━━━ SUPPLIED MATERIAL

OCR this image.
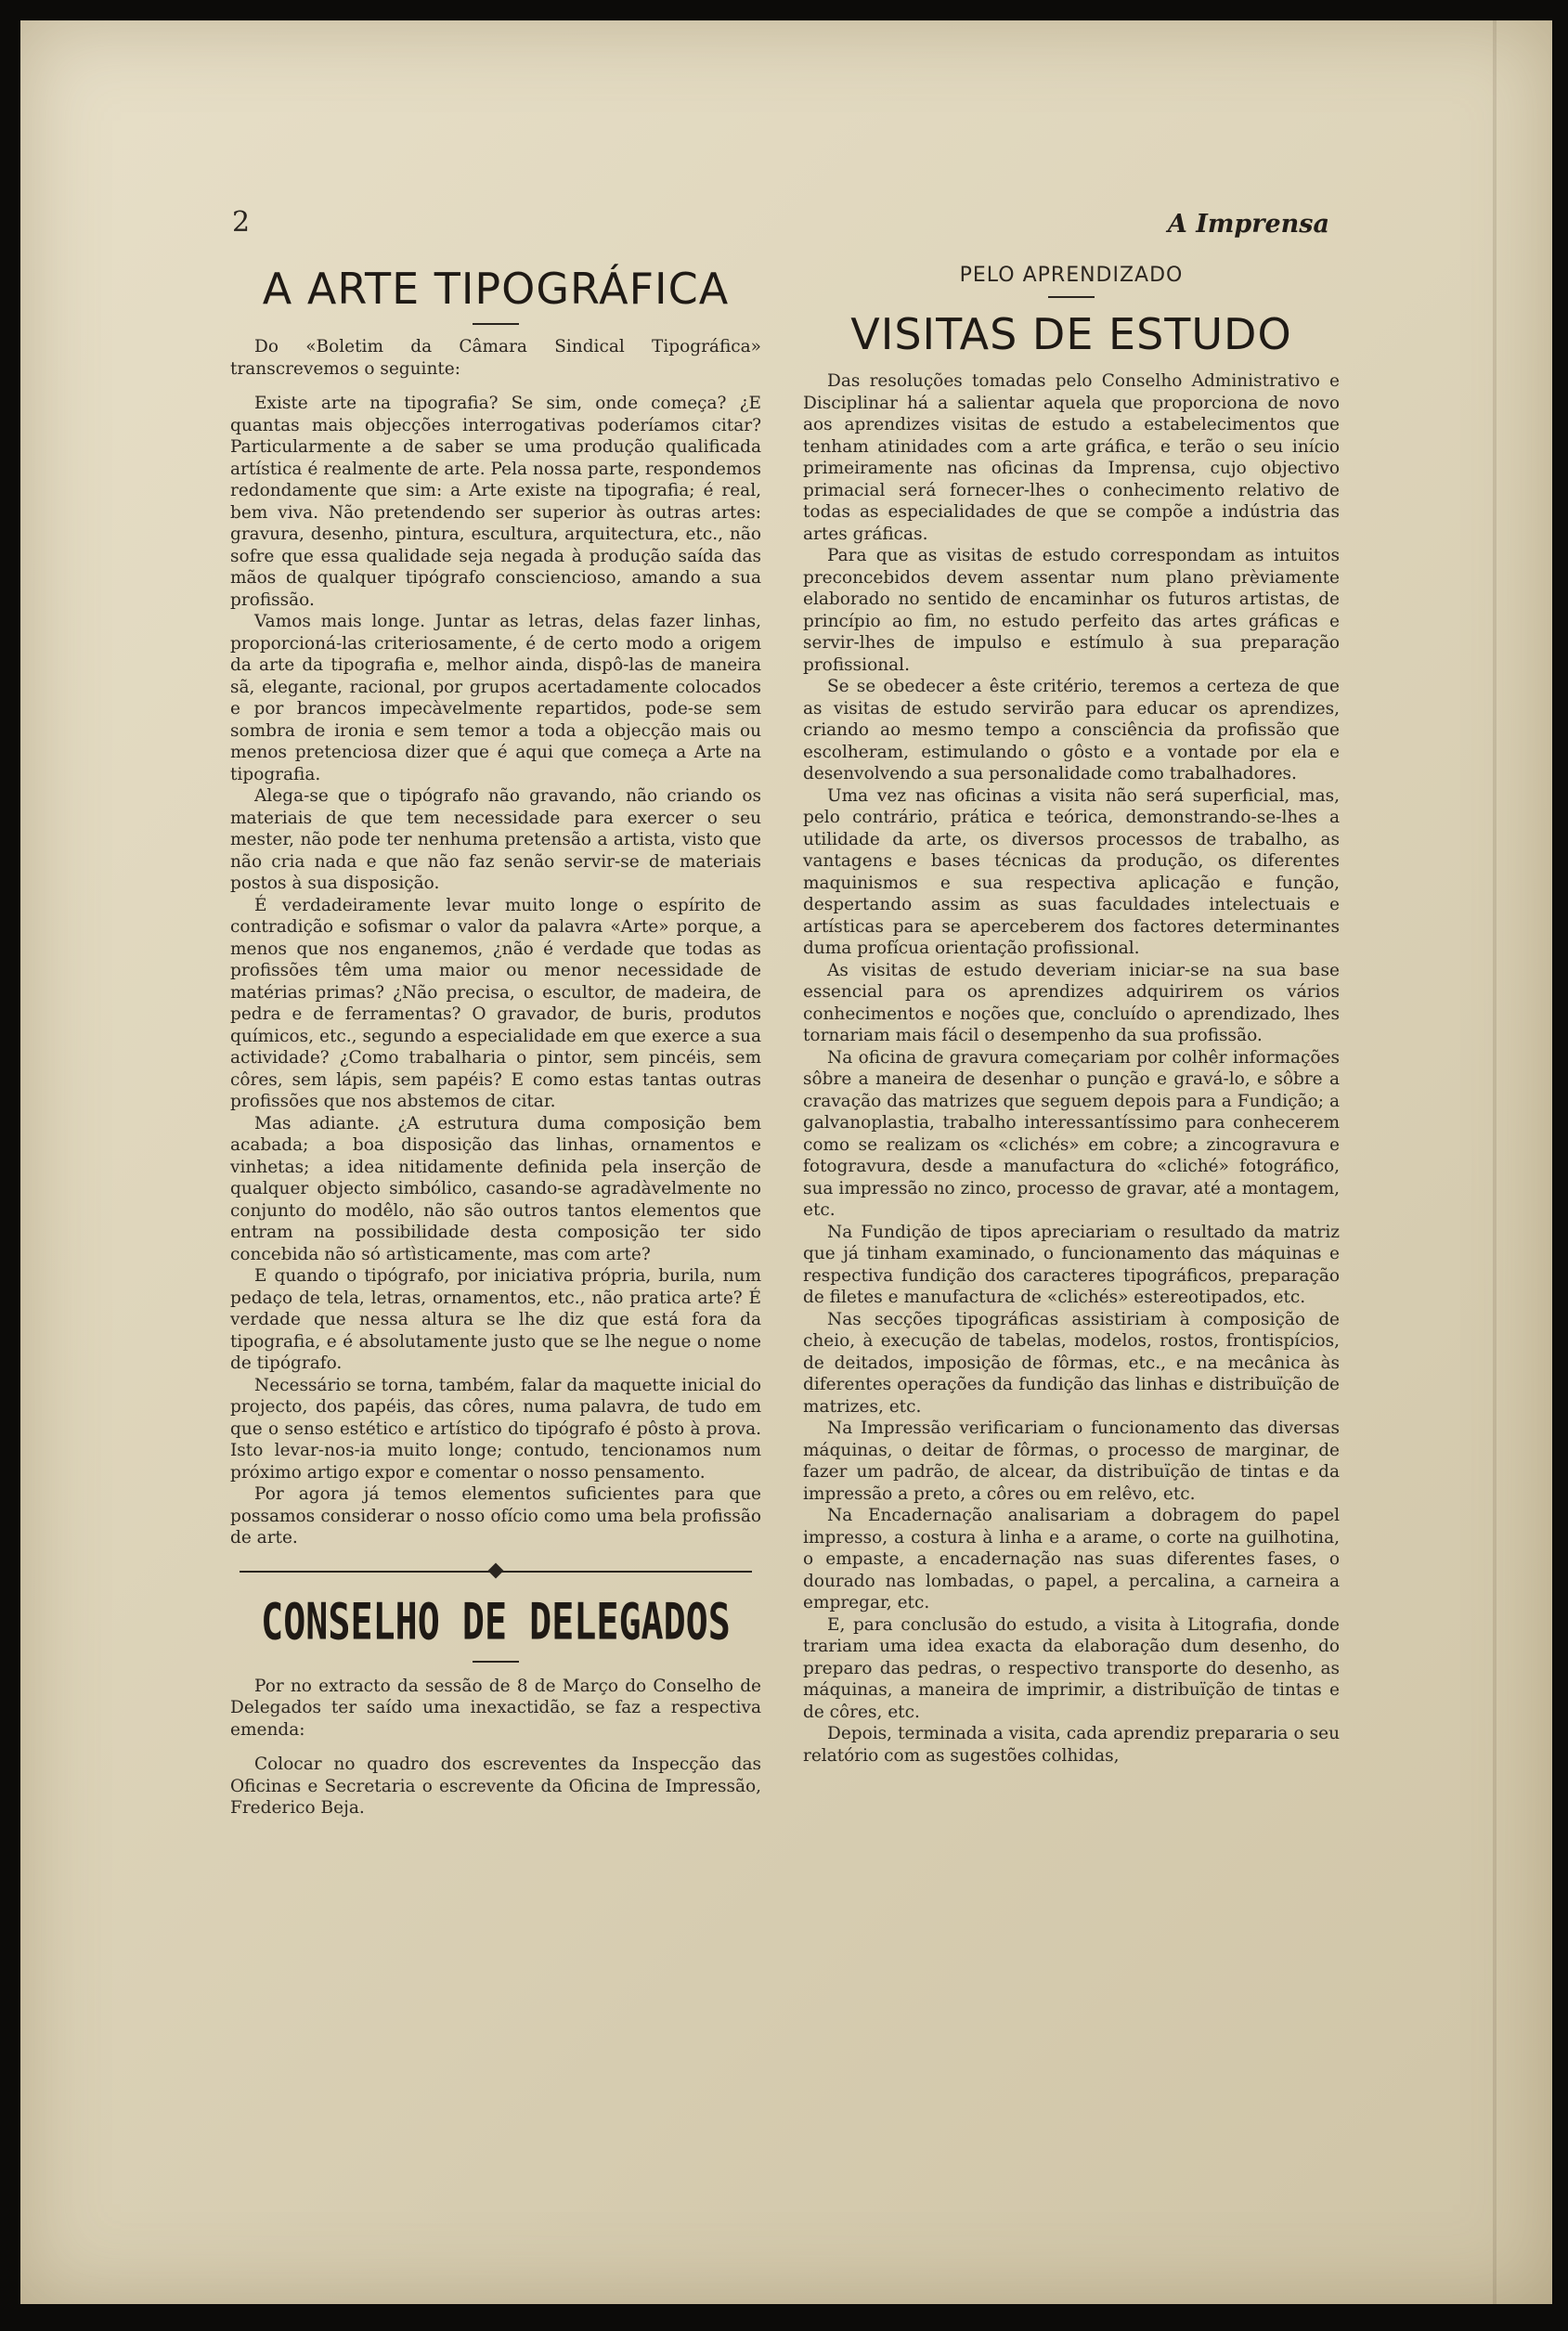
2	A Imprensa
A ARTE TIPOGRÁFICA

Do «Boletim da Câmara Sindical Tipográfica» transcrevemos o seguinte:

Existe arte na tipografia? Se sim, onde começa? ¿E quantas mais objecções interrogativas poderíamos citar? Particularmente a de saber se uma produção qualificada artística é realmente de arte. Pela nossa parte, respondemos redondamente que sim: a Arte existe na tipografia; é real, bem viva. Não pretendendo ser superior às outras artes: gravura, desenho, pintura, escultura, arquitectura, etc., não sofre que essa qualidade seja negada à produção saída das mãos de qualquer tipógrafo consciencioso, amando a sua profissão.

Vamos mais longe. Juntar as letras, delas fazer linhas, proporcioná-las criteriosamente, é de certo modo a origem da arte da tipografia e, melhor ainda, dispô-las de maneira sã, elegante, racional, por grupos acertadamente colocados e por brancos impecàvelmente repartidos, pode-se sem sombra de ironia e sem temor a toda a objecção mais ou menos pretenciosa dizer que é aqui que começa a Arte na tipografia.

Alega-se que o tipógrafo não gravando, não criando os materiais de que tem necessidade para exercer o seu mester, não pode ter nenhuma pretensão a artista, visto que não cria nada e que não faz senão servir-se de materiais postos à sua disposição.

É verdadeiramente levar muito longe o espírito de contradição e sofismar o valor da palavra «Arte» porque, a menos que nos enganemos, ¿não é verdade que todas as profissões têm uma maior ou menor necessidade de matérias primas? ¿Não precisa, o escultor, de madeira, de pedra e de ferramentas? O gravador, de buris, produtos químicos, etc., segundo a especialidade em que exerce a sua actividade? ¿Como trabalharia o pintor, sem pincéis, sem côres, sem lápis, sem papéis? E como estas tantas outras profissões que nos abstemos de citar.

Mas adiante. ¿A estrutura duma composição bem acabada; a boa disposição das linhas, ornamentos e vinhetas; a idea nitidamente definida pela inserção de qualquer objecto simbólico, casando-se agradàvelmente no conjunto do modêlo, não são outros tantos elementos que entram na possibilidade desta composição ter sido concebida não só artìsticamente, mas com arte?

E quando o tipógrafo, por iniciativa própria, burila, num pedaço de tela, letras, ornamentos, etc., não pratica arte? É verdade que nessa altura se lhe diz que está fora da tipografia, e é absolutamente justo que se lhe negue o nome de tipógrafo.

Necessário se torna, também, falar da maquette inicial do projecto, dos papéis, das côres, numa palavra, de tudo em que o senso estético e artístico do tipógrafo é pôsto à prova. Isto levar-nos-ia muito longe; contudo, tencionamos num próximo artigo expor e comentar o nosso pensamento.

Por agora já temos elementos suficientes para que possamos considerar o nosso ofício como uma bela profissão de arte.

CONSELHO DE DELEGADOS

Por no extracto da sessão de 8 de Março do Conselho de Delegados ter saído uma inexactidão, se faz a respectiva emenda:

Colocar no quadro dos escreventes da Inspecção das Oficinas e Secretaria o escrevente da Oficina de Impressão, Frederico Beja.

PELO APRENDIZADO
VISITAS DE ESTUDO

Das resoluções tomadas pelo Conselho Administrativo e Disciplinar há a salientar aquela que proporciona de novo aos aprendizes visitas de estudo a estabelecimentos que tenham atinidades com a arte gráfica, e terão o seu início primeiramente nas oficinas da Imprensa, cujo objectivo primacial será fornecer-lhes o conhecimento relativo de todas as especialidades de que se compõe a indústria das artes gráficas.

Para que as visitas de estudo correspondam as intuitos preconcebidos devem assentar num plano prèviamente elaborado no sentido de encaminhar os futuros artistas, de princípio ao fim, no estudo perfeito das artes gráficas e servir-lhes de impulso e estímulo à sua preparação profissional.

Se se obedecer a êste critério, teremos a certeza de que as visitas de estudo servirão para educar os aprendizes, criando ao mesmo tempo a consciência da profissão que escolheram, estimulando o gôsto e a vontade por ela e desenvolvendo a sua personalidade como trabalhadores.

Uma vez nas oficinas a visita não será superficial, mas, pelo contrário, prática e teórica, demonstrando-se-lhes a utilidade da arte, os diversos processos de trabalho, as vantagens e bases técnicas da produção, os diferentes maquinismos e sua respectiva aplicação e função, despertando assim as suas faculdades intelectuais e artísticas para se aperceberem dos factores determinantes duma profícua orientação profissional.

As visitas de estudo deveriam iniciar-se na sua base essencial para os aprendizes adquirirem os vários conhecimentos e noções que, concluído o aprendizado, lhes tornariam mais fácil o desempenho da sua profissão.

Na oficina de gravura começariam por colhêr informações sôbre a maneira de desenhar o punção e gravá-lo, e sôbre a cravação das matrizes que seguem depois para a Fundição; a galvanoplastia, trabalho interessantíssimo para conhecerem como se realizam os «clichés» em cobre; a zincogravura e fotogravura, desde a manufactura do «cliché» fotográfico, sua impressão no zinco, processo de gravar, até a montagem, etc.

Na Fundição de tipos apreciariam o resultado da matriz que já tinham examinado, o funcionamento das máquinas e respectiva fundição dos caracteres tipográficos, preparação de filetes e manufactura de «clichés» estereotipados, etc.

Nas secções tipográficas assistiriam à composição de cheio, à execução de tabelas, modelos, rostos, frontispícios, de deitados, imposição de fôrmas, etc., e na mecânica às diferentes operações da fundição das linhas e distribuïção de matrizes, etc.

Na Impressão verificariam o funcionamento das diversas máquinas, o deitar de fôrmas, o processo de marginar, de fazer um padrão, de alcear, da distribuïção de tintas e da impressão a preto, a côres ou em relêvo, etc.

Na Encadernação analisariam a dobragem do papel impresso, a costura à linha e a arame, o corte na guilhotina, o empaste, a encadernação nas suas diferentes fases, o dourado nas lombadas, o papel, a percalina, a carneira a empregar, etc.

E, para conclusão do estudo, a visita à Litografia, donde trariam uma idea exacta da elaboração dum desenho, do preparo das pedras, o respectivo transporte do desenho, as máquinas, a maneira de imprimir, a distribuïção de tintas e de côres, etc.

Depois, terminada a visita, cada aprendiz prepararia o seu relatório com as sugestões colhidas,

━━━━━━

- **EXERCISE REQUIREMENTS**:
Copy out all the records exactly, excluding pictures.

- **RESPONSE TO THIS EXERCISE**:
OCR this image.
2	A Imprensa
A ARTE TIPOGRÁFICA

Do «Boletim da Câmara Sindical Tipográfica» transcrevemos o seguinte:

Existe arte na tipografia? Se sim, onde começa? ¿E quantas mais objecções interrogativas poderíamos citar? Particularmente a de saber se uma produção qualificada artística é realmente de arte. Pela nossa parte, respondemos redondamente que sim: a Arte existe na tipografia; é real, bem viva. Não pretendendo ser superior às outras artes: gravura, desenho, pintura, escultura, arquitectura, etc., não sofre que essa qualidade seja negada à produção saída das mãos de qualquer tipógrafo consciencioso, amando a sua profissão.

Vamos mais longe. Juntar as letras, delas fazer linhas, proporcioná-las criteriosamente, é de certo modo a origem da arte da tipografia e, melhor ainda, dispô-las de maneira sã, elegante, racional, por grupos acertadamente colocados e por brancos impecàvelmente repartidos, pode-se sem sombra de ironia e sem temor a toda a objecção mais ou menos pretenciosa dizer que é aqui que começa a Arte na tipografia.

Alega-se que o tipógrafo não gravando, não criando os materiais de que tem necessidade para exercer o seu mester, não pode ter nenhuma pretensão a artista, visto que não cria nada e que não faz senão servir-se de materiais postos à sua disposição.

É verdadeiramente levar muito longe o espírito de contradição e sofismar o valor da palavra «Arte» porque, a menos que nos enganemos, ¿não é verdade que todas as profissões têm uma maior ou menor necessidade de matérias primas? ¿Não precisa, o escultor, de madeira, de pedra e de ferramentas? O gravador, de buris, produtos químicos, etc., segundo a especialidade em que exerce a sua actividade? ¿Como trabalharia o pintor, sem pincéis, sem côres, sem lápis, sem papéis? E como estas tantas outras profissões que nos abstemos de citar.

Mas adiante. ¿A estrutura duma composição bem acabada; a boa disposição das linhas, ornamentos e vinhetas; a idea nitidamente definida pela inserção de qualquer objecto simbólico, casando-se agradàvelmente no conjunto do modêlo, não são outros tantos elementos que entram na possibilidade desta composição ter sido concebida não só artìsticamente, mas com arte?

E quando o tipógrafo, por iniciativa própria, burila, num pedaço de tela, letras, ornamentos, etc., não pratica arte? É verdade que nessa altura se lhe diz que está fora da tipografia, e é absolutamente justo que se lhe negue o nome de tipógrafo.

Necessário se torna, também, falar da maquette inicial do projecto, dos papéis, das côres, numa palavra, de tudo em que o senso estético e artístico do tipógrafo é pôsto à prova. Isto levar-nos-ia muito longe; contudo, tencionamos num próximo artigo expor e comentar o nosso pensamento.

Por agora já temos elementos suficientes para que possamos considerar o nosso ofício como uma bela profissão de arte.

CONSELHO DE DELEGADOS

Por no extracto da sessão de 8 de Março do Conselho de Delegados ter saído uma inexactidão, se faz a respectiva emenda:

Colocar no quadro dos escreventes da Inspecção das Oficinas e Secretaria o escrevente da Oficina de Impressão, Frederico Beja.

PELO APRENDIZADO
VISITAS DE ESTUDO

Das resoluções tomadas pelo Conselho Administrativo e Disciplinar há a salientar aquela que proporciona de novo aos aprendizes visitas de estudo a estabelecimentos que tenham atinidades com a arte gráfica, e terão o seu início primeiramente nas oficinas da Imprensa, cujo objectivo primacial será fornecer-lhes o conhecimento relativo de todas as especialidades de que se compõe a indústria das artes gráficas.

Para que as visitas de estudo correspondam as intuitos preconcebidos devem assentar num plano prèviamente elaborado no sentido de encaminhar os futuros artistas, de princípio ao fim, no estudo perfeito das artes gráficas e servir-lhes de impulso e estímulo à sua preparação profissional.

Se se obedecer a êste critério, teremos a certeza de que as visitas de estudo servirão para educar os aprendizes, criando ao mesmo tempo a consciência da profissão que escolheram, estimulando o gôsto e a vontade por ela e desenvolvendo a sua personalidade como trabalhadores.

Uma vez nas oficinas a visita não será superficial, mas, pelo contrário, prática e teórica, demonstrando-se-lhes a utilidade da arte, os diversos processos de trabalho, as vantagens e bases técnicas da produção, os diferentes maquinismos e sua respectiva aplicação e função, despertando assim as suas faculdades intelectuais e artísticas para se aperceberem dos factores determinantes duma profícua orientação profissional.

As visitas de estudo deveriam iniciar-se na sua base essencial para os aprendizes adquirirem os vários conhecimentos e noções que, concluído o aprendizado, lhes tornariam mais fácil o desempenho da sua profissão.

Na oficina de gravura começariam por colhêr informações sôbre a maneira de desenhar o punção e gravá-lo, e sôbre a cravação das matrizes que seguem depois para a Fundição; a galvanoplastia, trabalho interessantíssimo para conhecerem como se realizam os «clichés» em cobre; a zincogravura e fotogravura, desde a manufactura do «cliché» fotográfico, sua impressão no zinco, processo de gravar, até a montagem, etc.

Na Fundição de tipos apreciariam o resultado da matriz que já tinham examinado, o funcionamento das máquinas e respectiva fundição dos caracteres tipográficos, preparação de filetes e manufactura de «clichés» estereotipados, etc.

Nas secções tipográficas assistiriam à composição de cheio, à execução de tabelas, modelos, rostos, frontispícios, de deitados, imposição de fôrmas, etc., e na mecânica às diferentes operações da fundição das linhas e distribuïção de matrizes, etc.

Na Impressão verificariam o funcionamento das diversas máquinas, o deitar de fôrmas, o processo de marginar, de fazer um padrão, de alcear, da distribuïção de tintas e da impressão a preto, a côres ou em relêvo, etc.

Na Encadernação analisariam a dobragem do papel impresso, a costura à linha e a arame, o corte na guilhotina, o empaste, a encadernação nas suas diferentes fases, o dourado nas lombadas, o papel, a percalina, a carneira a empregar, etc.

E, para conclusão do estudo, a visita à Litografia, donde trariam uma idea exacta da elaboração dum desenho, do preparo das pedras, o respectivo transporte do desenho, as máquinas, a maneira de imprimir, a distribuïção de tintas e de côres, etc.

Depois, terminada a visita, cada aprendiz prepararia o seu relatório com as sugestões colhidas,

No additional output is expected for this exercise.